■ The request: Please write the listing below out again exactly, leaving every picture behind.

============================================================

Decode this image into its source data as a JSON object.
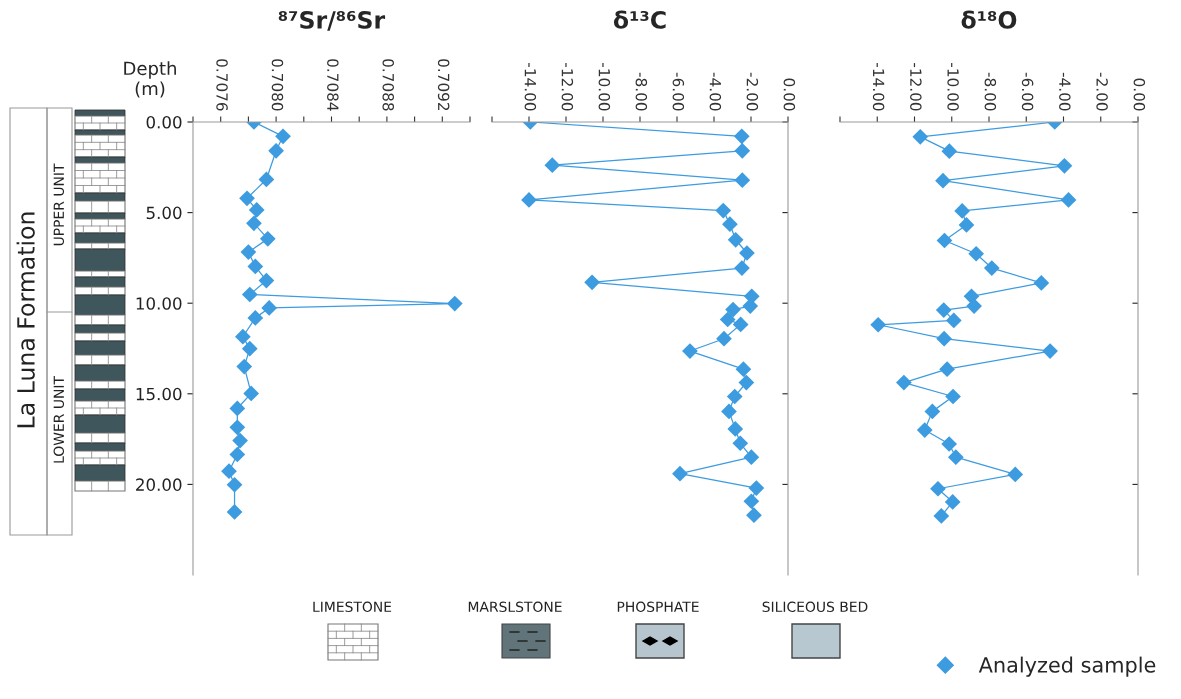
{
  "chart_data": [
    {
      "type": "line",
      "title": "⁸⁷Sr/⁸⁶Sr",
      "ylabel": "Depth\n(m)",
      "marker": "diamond",
      "line_style": "solid",
      "xlim": [
        0.7074,
        0.7094
      ],
      "xticks": [
        {
          "value": 0.7074,
          "label": null
        },
        0.7076,
        {
          "value": 0.7078,
          "label": null
        },
        {
          "value": 0.708,
          "label": "0.7080"
        },
        {
          "value": 0.7082,
          "label": null
        },
        0.7084,
        {
          "value": 0.7086,
          "label": null
        },
        0.7088,
        {
          "value": 0.709,
          "label": null
        },
        0.7092,
        {
          "value": 0.7094,
          "label": null
        }
      ],
      "ylim": [
        25,
        0
      ],
      "yticks": [
        {
          "value": 0,
          "label": "0.00"
        },
        {
          "value": 5,
          "label": "5.00"
        },
        {
          "value": 10,
          "label": "10.00"
        },
        {
          "value": 15,
          "label": "15.00"
        },
        {
          "value": 20,
          "label": "20.00"
        }
      ],
      "series": [
        {
          "color": "#3d9be0",
          "x": [
            0.70784,
            0.70805,
            0.708,
            0.70793,
            0.70779,
            0.70786,
            0.70784,
            0.70794,
            0.7078,
            0.70785,
            0.70793,
            0.70781,
            0.70929,
            0.70795,
            0.70785,
            0.70776,
            0.70781,
            0.70777,
            0.70782,
            0.70772,
            0.70772,
            0.70774,
            0.70772,
            0.70766,
            0.7077,
            0.7077
          ],
          "values": [
            0,
            0.79,
            1.59,
            3.17,
            4.21,
            4.85,
            5.59,
            6.45,
            7.18,
            7.97,
            8.75,
            9.52,
            10.02,
            10.26,
            10.81,
            11.85,
            12.51,
            13.5,
            14.98,
            15.81,
            16.85,
            17.58,
            18.35,
            19.27,
            20.02,
            21.52
          ]
        }
      ]
    },
    {
      "type": "line",
      "title": "δ¹³C",
      "marker": "diamond",
      "line_style": "solid",
      "tick_labels": "x",
      "xlim": [
        -16,
        0
      ],
      "xticks": [
        {
          "value": -16,
          "label": null
        },
        {
          "value": -14,
          "label": "-14.00"
        },
        {
          "value": -12,
          "label": "-12.00"
        },
        {
          "value": -10,
          "label": "-10.00"
        },
        {
          "value": -8,
          "label": "-8.00"
        },
        {
          "value": -6,
          "label": "-6.00"
        },
        {
          "value": -4,
          "label": "-4.00"
        },
        {
          "value": -2,
          "label": "-2.00"
        },
        {
          "value": 0,
          "label": "0.00"
        }
      ],
      "ylim": [
        25,
        0
      ],
      "yticks": [
        0,
        5,
        10,
        15,
        20
      ],
      "series": [
        {
          "color": "#3d9be0",
          "x": [
            -13.93,
            -2.5,
            -2.47,
            -12.74,
            -2.47,
            -14.0,
            -3.5,
            -3.14,
            -2.83,
            -2.22,
            -2.49,
            -10.59,
            -1.96,
            -2.04,
            -2.97,
            -3.26,
            -2.56,
            -3.46,
            -5.3,
            -2.41,
            -2.25,
            -2.88,
            -3.19,
            -2.85,
            -2.58,
            -1.98,
            -5.84,
            -1.71,
            -1.98,
            -1.84
          ],
          "values": [
            0,
            0.79,
            1.59,
            2.38,
            3.21,
            4.3,
            4.89,
            5.64,
            6.5,
            7.23,
            8.06,
            8.85,
            9.62,
            10.16,
            10.35,
            10.9,
            11.17,
            11.96,
            12.64,
            13.64,
            14.38,
            15.15,
            15.97,
            16.94,
            17.73,
            18.5,
            19.41,
            20.2,
            20.93,
            21.7
          ]
        }
      ]
    },
    {
      "type": "line",
      "title": "δ¹⁸O",
      "marker": "diamond",
      "line_style": "solid",
      "tick_labels": "x",
      "legend": "bottom right",
      "xlim": [
        -16,
        0
      ],
      "xticks": [
        {
          "value": -16,
          "label": null
        },
        {
          "value": -14,
          "label": "-14.00"
        },
        {
          "value": -12,
          "label": "-12.00"
        },
        {
          "value": -10,
          "label": "-10.00"
        },
        {
          "value": -8,
          "label": "-8.00"
        },
        {
          "value": -6,
          "label": "-6.00"
        },
        {
          "value": -4,
          "label": "-4.00"
        },
        {
          "value": -2,
          "label": "-2.00"
        },
        {
          "value": 0,
          "label": "0.00"
        }
      ],
      "ylim": [
        25,
        0
      ],
      "yticks": [
        0,
        5,
        10,
        15,
        20
      ],
      "series": [
        {
          "name": "Analyzed sample",
          "color": "#3d9be0",
          "x": [
            -4.47,
            -11.69,
            -10.13,
            -3.95,
            -10.47,
            -3.73,
            -9.44,
            -9.21,
            -10.39,
            -8.69,
            -7.85,
            -5.19,
            -8.94,
            -8.8,
            -10.43,
            -9.89,
            -13.95,
            -10.41,
            -4.72,
            -10.25,
            -12.57,
            -9.93,
            -11.04,
            -11.45,
            -10.14,
            -9.78,
            -6.59,
            -10.74,
            -9.95,
            -10.56
          ],
          "values": [
            0,
            0.82,
            1.61,
            2.42,
            3.24,
            4.3,
            4.91,
            5.68,
            6.54,
            7.27,
            8.06,
            8.88,
            9.62,
            10.16,
            10.38,
            10.95,
            11.19,
            11.96,
            12.64,
            13.64,
            14.38,
            15.15,
            15.97,
            17.0,
            17.77,
            18.5,
            19.45,
            20.24,
            20.97,
            21.74
          ]
        }
      ]
    },
    {
      "type": "other",
      "annotations": [
        "La Luna Formation",
        "UPPER UNIT",
        "LOWER UNIT",
        "LIMESTONE",
        "MARSLSTONE",
        "PHOSPHATE",
        "SILICEOUS BED"
      ]
    }
  ]
}
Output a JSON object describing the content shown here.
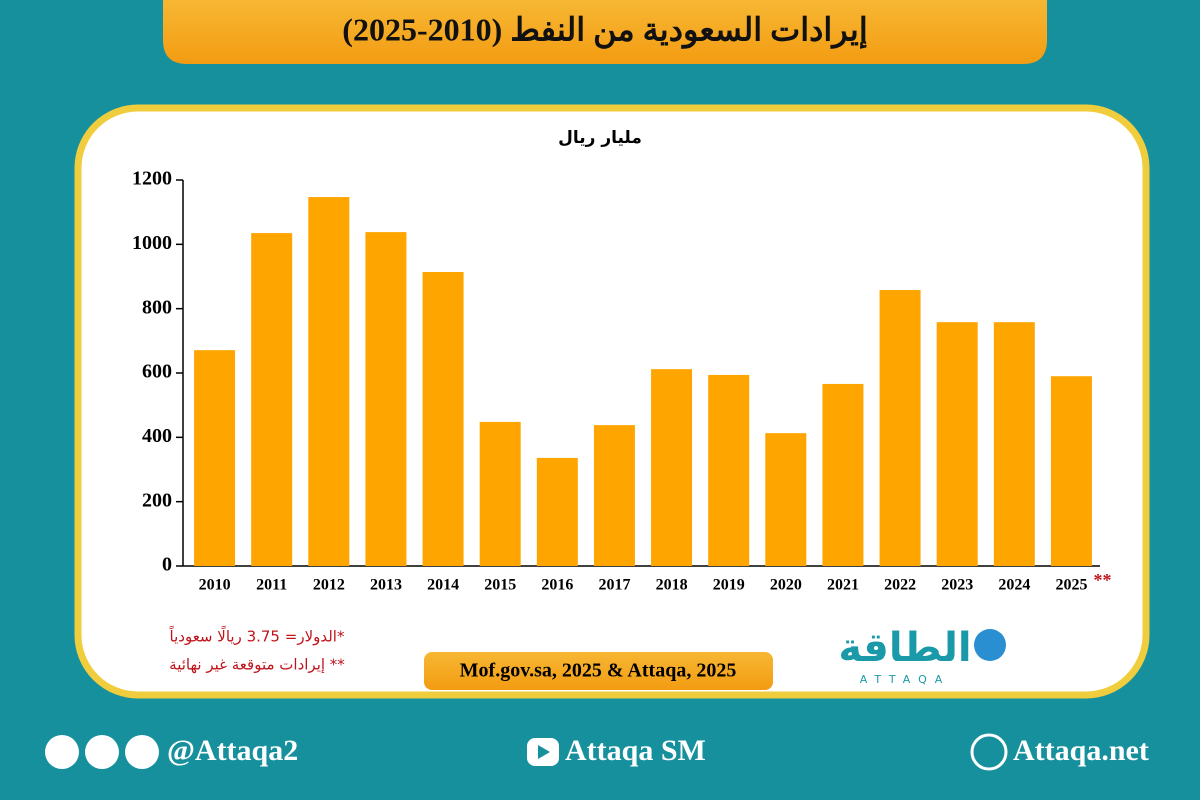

============================================================

■ Solution to the exercise:
Decode this image into its source data as a JSON object.
{
  "chart_data": [
    {
      "type": "line",
      "title": "⁸⁷Sr/⁸⁶Sr",
      "ylabel": "Depth\n(m)",
      "marker": "diamond",
      "line_style": "solid",
      "xlim": [
        0.7074,
        0.7094
      ],
      "xticks": [
        {
          "value": 0.7074,
          "label": null
        },
        0.7076,
        {
          "value": 0.7078,
          "label": null
        },
        {
          "value": 0.708,
          "label": "0.7080"
        },
        {
          "value": 0.7082,
          "label": null
        },
        0.7084,
        {
          "value": 0.7086,
          "label": null
        },
        0.7088,
        {
          "value": 0.709,
          "label": null
        },
        0.7092,
        {
          "value": 0.7094,
          "label": null
        }
      ],
      "ylim": [
        25,
        0
      ],
      "yticks": [
        {
          "value": 0,
          "label": "0.00"
        },
        {
          "value": 5,
          "label": "5.00"
        },
        {
          "value": 10,
          "label": "10.00"
        },
        {
          "value": 15,
          "label": "15.00"
        },
        {
          "value": 20,
          "label": "20.00"
        }
      ],
      "series": [
        {
          "color": "#3d9be0",
          "x": [
            0.70784,
            0.70805,
            0.708,
            0.70793,
            0.70779,
            0.70786,
            0.70784,
            0.70794,
            0.7078,
            0.70785,
            0.70793,
            0.70781,
            0.70929,
            0.70795,
            0.70785,
            0.70776,
            0.70781,
            0.70777,
            0.70782,
            0.70772,
            0.70772,
            0.70774,
            0.70772,
            0.70766,
            0.7077,
            0.7077
          ],
          "values": [
            0,
            0.79,
            1.59,
            3.17,
            4.21,
            4.85,
            5.59,
            6.45,
            7.18,
            7.97,
            8.75,
            9.52,
            10.02,
            10.26,
            10.81,
            11.85,
            12.51,
            13.5,
            14.98,
            15.81,
            16.85,
            17.58,
            18.35,
            19.27,
            20.02,
            21.52
          ]
        }
      ]
    },
    {
      "type": "line",
      "title": "δ¹³C",
      "marker": "diamond",
      "line_style": "solid",
      "tick_labels": "x",
      "xlim": [
        -16,
        0
      ],
      "xticks": [
        {
          "value": -16,
          "label": null
        },
        {
          "value": -14,
          "label": "-14.00"
        },
        {
          "value": -12,
          "label": "-12.00"
        },
        {
          "value": -10,
          "label": "-10.00"
        },
        {
          "value": -8,
          "label": "-8.00"
        },
        {
          "value": -6,
          "label": "-6.00"
        },
        {
          "value": -4,
          "label": "-4.00"
        },
        {
          "value": -2,
          "label": "-2.00"
        },
        {
          "value": 0,
          "label": "0.00"
        }
      ],
      "ylim": [
        25,
        0
      ],
      "yticks": [
        0,
        5,
        10,
        15,
        20
      ],
      "series": [
        {
          "color": "#3d9be0",
          "x": [
            -13.93,
            -2.5,
            -2.47,
            -12.74,
            -2.47,
            -14.0,
            -3.5,
            -3.14,
            -2.83,
            -2.22,
            -2.49,
            -10.59,
            -1.96,
            -2.04,
            -2.97,
            -3.26,
            -2.56,
            -3.46,
            -5.3,
            -2.41,
            -2.25,
            -2.88,
            -3.19,
            -2.85,
            -2.58,
            -1.98,
            -5.84,
            -1.71,
            -1.98,
            -1.84
          ],
          "values": [
            0,
            0.79,
            1.59,
            2.38,
            3.21,
            4.3,
            4.89,
            5.64,
            6.5,
            7.23,
            8.06,
            8.85,
            9.62,
            10.16,
            10.35,
            10.9,
            11.17,
            11.96,
            12.64,
            13.64,
            14.38,
            15.15,
            15.97,
            16.94,
            17.73,
            18.5,
            19.41,
            20.2,
            20.93,
            21.7
          ]
        }
      ]
    },
    {
      "type": "line",
      "title": "δ¹⁸O",
      "marker": "diamond",
      "line_style": "solid",
      "tick_labels": "x",
      "legend": "bottom right",
      "xlim": [
        -16,
        0
      ],
      "xticks": [
        {
          "value": -16,
          "label": null
        },
        {
          "value": -14,
          "label": "-14.00"
        },
        {
          "value": -12,
          "label": "-12.00"
        },
        {
          "value": -10,
          "label": "-10.00"
        },
        {
          "value": -8,
          "label": "-8.00"
        },
        {
          "value": -6,
          "label": "-6.00"
        },
        {
          "value": -4,
          "label": "-4.00"
        },
        {
          "value": -2,
          "label": "-2.00"
        },
        {
          "value": 0,
          "label": "0.00"
        }
      ],
      "ylim": [
        25,
        0
      ],
      "yticks": [
        0,
        5,
        10,
        15,
        20
      ],
      "series": [
        {
          "name": "Analyzed sample",
          "color": "#3d9be0",
          "x": [
            -4.47,
            -11.69,
            -10.13,
            -3.95,
            -10.47,
            -3.73,
            -9.44,
            -9.21,
            -10.39,
            -8.69,
            -7.85,
            -5.19,
            -8.94,
            -8.8,
            -10.43,
            -9.89,
            -13.95,
            -10.41,
            -4.72,
            -10.25,
            -12.57,
            -9.93,
            -11.04,
            -11.45,
            -10.14,
            -9.78,
            -6.59,
            -10.74,
            -9.95,
            -10.56
          ],
          "values": [
            0,
            0.82,
            1.61,
            2.42,
            3.24,
            4.3,
            4.91,
            5.68,
            6.54,
            7.27,
            8.06,
            8.88,
            9.62,
            10.16,
            10.38,
            10.95,
            11.19,
            11.96,
            12.64,
            13.64,
            14.38,
            15.15,
            15.97,
            17.0,
            17.77,
            18.5,
            19.45,
            20.24,
            20.97,
            21.74
          ]
        }
      ]
    },
    {
      "type": "other",
      "annotations": [
        "La Luna Formation",
        "UPPER UNIT",
        "LOWER UNIT",
        "LIMESTONE",
        "MARSLSTONE",
        "PHOSPHATE",
        "SILICEOUS BED"
      ]
    }
  ]
}
Output a JSON object describing the content shown here.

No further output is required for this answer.